• SELECTED EXCERPT:
■ ■ ■ ■
EgoForce: Forearm-Guided Camera-Space 3D Hand Pose from a Monocular Egocentric Camera

Source: arXiv:2605.12498 · Published 2026-05-12 · By Christen Millerdurai, Shaoxiang Wang, Yaxu Xie, Vladislav Golyanik, Didier Stricker, Alain Pagani

TL;DR

EgoForce addresses the challenging problem of accurately reconstructing absolute 3D hand pose and shape from a single egocentric (head-mounted) RGB camera, a critical task for AR/VR, telepresence, and interactive applications requiring compact and unobtrusive sensing. Existing monocular methods typically recover only relative root-based hand joint positions and require costly device-specific training due to depth-scale ambiguity and wide variation in camera optics. EgoForce innovates by jointly modeling the forearm alongside the hand, leveraging the biomechanical coupling and anthropometric priors that forearm shape and pose provide to robustly infer absolute depth and scale. Additionally, it proposes a camera-model-agnostic ray space solver that unifies absolute 3D hand pose recovery across diverse optics including fisheye, perspective, and wide field-of-view cameras.

The framework features a unified transformer architecture (HALO) that separately encodes and then cross-attends hand and forearm image crops enriched with camera intrinsic tokens, enabling consistent reasoning across camera models and occlusion scenarios. The predicted root-relative hand and forearm parameters are lifted to absolute camera-space 3D poses using a closed-form confidence-weighted ray space solver. Experiments on multiple egocentric datasets demonstrate state-of-the-art accuracy, with up to 28% reduction in camera-space mean joint position error (MPJPE) on the HOT3D benchmark compared to prior work. Ablations show that incorporating forearm context and explicit camera geometry modeling substantially improves accuracy and temporal stability, especially under hand occlusion and distortions from fisheye optics.
■ ■ ■ ■
• RECORDS:
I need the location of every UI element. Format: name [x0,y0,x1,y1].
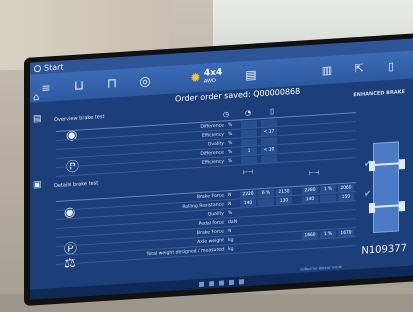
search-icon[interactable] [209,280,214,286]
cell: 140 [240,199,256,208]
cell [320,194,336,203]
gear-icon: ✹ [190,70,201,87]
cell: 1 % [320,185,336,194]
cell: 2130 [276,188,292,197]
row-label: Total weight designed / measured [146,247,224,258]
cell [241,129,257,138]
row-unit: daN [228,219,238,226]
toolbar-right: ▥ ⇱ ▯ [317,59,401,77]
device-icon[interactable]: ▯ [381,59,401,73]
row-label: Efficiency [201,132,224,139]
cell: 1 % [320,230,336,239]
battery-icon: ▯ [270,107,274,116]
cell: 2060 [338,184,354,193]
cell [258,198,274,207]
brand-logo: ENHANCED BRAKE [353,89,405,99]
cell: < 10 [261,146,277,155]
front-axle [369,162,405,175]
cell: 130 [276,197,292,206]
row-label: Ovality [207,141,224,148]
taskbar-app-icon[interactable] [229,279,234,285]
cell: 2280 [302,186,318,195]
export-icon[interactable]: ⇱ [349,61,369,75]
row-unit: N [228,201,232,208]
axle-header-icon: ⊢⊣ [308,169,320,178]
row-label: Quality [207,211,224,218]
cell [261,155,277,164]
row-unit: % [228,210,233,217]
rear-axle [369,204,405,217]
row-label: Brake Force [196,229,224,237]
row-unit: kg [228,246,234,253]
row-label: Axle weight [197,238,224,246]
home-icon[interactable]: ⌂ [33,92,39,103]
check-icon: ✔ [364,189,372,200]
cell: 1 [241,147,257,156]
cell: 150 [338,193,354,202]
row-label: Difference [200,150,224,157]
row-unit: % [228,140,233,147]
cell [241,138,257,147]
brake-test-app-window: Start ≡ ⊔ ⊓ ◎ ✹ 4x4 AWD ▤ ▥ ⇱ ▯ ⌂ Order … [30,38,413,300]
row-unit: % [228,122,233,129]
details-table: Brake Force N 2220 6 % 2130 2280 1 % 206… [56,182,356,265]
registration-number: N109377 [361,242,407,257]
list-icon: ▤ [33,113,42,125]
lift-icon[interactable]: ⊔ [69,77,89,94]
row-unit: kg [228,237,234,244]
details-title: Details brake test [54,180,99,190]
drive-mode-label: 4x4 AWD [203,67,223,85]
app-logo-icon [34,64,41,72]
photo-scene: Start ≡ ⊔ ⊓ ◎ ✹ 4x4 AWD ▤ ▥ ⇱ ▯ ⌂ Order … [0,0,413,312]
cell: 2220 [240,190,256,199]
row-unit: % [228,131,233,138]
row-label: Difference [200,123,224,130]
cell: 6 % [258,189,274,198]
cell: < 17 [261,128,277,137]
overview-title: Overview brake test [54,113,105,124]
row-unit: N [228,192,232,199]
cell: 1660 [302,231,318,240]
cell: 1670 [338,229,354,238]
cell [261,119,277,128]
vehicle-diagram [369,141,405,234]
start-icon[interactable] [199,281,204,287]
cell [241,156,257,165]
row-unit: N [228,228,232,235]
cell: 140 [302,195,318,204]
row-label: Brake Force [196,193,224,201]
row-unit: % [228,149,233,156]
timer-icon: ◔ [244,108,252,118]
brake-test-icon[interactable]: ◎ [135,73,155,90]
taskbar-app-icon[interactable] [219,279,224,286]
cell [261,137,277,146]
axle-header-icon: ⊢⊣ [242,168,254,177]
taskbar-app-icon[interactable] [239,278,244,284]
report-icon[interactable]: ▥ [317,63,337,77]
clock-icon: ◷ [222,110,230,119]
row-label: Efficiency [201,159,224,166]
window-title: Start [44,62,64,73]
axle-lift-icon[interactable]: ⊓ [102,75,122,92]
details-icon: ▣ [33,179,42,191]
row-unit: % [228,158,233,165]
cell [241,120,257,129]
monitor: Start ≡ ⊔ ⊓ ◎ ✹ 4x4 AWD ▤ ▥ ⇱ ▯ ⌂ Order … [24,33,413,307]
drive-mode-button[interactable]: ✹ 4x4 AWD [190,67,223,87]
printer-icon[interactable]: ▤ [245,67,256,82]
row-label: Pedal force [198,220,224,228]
■ ■ ■ ■
• SHORT EXERCISE A: According to the EgoForce summary, by how much does the method reduce camera-space mean joint position error on the HOT3D benchmark compared to prior work?
• SHORT EXERCISE B: Summarize the EgoForce summary in two sentences.
• SHORT EXERCISE C: Write the next part of the EgoForce summary, picking up after its final sentence.
The lines have no connection to the EgoForce text.

• TASK ANSWER A: By up to 28%.

• TASK ANSWER B: EgoForce reconstructs absolute 3D hand pose and shape from a single head-mounted RGB camera by modeling the forearm together with the hand, using the forearm's biomechanical and anthropometric cues to infer depth and scale. A transformer that cross-attends hand and forearm crops with camera intrinsic tokens, combined with a camera-model-agnostic ray space solver, produces state-of-the-art accuracy across fisheye, perspective, and wide field-of-view cameras, with up to a 28% reduction in camera-space MPJPE on HOT3D.

• TASK ANSWER C:
Key findings

EgoForce reduces camera-space mean joint position error (CS-MJE) by up to 28% on the HOT3D dataset compared to prior best method HandDGP (43.9mm vs 61.3mm).
On ARCTIC, EgoForce improves root-relative mean joint error (RS-MJE) by 3% and camera-space MJE by 2.7% with forearm context vs no forearm.
Camera-space acceleration error (CS-ACC) on H2O dataset is 5.5 m/s² with EgoForce, outperforming HaMeRD (55.9 m/s²), MobRecon (21.7), HandOccNet (11.7), and HandDGP (8.5).
Explicit undistortion combined with crop intrinsic token conditioning cuts HOT3D CS-MJE from 123.4mm to 45.8mm (62.9% reduction).
When forearm is out of view, the hand-conditioned VAE prior reduces arm RS-MJE error by 55.4% and CS-ACC by 10.7%, maintaining plausible arm pose.
EgoForce achieves consistent performance across diverse camera models (perspective, fisheye, wide FOV) via ray space solver, outperforming pinhole-based lifting methods that degrade near image periphery.
The Ray Space Solver operates on 2D-3D correspondences formulated as rays, enabling closed-form camera-space translation estimation with confidence weighting.
Temporal stability improves significantly: 22% and 17% reduction in CS-ACC and RS-ACC on ARCTIC by adding forearm context.

Threat model

N/A — the paper focuses on monocular 3D hand pose estimation accuracy and robustness under occlusions and camera distortions rather than explicit security or adversarial threat modeling.

Methodology — deep read

Threat Model & Assumptions:

The system assumes a single calibrated monocular head-mounted RGB camera with arbitrary projection optics (perspective, fisheye, wide-FOV).
The adversary context is not deeply explored; the focus is on accurate 3D pose recovery under occlusion, distortion, and depth-scale ambiguity.
No assumptions on additional sensors or multi-view data; single-frame inference is targeted.

Data:

Training data consists of 3.67 million RGB images annotated with MANO hand parameters and 3D joints, pooled from six datasets: Re:InterHand, HandCO, H2O, ARCTIC, HO3D, HOT3D.
Among these, only ARCTIC, H2O, and HOT3D contain egocentric views; others contain exocentric.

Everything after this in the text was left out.